» Task details:
Could you copy every line from the material below in which "JSON" appears?
===== Information shown =====
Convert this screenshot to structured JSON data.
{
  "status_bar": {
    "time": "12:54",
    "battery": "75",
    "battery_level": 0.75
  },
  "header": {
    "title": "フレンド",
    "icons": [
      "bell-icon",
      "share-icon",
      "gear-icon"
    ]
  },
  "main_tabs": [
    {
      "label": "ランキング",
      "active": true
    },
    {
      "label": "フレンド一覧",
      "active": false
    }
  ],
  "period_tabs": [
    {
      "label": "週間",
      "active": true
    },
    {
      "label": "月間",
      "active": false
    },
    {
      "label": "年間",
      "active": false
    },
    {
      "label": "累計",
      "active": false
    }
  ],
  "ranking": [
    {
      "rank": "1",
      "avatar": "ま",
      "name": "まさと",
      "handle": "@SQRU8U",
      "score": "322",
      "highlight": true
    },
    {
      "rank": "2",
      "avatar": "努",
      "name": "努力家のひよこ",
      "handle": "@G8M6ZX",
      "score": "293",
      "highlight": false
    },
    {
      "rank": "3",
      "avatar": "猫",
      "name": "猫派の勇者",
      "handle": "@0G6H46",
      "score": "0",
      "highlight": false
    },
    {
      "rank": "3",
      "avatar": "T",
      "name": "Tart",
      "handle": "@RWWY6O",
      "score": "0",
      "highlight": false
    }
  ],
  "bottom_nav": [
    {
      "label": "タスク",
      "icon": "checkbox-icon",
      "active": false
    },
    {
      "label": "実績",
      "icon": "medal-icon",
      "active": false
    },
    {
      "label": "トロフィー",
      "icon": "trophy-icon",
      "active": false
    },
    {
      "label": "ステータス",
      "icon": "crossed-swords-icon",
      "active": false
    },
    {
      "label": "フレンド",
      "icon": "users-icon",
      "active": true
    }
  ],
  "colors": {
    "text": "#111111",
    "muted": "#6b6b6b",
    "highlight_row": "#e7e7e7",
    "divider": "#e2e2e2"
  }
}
=====
===== Information shown =====
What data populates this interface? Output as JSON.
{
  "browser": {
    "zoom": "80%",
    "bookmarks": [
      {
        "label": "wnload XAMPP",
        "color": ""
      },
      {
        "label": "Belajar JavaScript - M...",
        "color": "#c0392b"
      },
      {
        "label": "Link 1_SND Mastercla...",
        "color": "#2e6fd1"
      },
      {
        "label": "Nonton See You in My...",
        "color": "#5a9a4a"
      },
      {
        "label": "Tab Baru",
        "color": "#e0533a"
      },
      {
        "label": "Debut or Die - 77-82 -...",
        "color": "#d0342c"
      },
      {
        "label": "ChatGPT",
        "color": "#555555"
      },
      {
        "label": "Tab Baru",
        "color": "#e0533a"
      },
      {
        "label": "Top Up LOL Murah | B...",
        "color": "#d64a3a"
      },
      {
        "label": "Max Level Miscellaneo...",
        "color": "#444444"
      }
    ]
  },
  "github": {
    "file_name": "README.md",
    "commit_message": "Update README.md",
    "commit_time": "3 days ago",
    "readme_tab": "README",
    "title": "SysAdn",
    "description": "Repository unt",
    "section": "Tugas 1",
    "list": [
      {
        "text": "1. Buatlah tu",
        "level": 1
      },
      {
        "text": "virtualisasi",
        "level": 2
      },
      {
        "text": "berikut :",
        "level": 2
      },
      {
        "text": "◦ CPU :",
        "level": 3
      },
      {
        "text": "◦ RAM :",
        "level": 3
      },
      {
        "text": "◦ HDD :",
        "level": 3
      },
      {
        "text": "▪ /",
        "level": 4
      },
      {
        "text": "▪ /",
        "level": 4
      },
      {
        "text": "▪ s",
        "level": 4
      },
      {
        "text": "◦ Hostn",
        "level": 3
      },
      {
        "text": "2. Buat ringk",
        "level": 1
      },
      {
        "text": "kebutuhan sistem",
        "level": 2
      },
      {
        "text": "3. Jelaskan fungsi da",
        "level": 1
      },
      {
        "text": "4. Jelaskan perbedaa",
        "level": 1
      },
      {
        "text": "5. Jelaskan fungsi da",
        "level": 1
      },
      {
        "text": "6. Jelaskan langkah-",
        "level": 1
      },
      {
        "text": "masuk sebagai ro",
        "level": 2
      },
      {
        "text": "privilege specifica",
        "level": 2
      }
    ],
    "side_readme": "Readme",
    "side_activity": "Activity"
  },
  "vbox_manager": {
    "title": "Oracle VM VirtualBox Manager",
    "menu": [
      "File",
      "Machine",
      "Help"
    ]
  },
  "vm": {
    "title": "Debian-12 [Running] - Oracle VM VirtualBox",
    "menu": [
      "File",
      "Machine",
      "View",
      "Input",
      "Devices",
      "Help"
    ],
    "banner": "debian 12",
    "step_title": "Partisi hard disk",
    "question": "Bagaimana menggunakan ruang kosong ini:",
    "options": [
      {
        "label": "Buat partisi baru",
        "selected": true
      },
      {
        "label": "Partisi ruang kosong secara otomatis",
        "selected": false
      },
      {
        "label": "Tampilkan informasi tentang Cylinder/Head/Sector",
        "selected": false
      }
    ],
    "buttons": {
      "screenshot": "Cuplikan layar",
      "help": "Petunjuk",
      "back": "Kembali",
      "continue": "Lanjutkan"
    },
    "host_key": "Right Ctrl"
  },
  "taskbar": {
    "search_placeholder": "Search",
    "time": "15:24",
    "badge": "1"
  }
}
=====
» Answer for this exercise:
Convert this screenshot to structured JSON data.
What data populates this interface? Output as JSON.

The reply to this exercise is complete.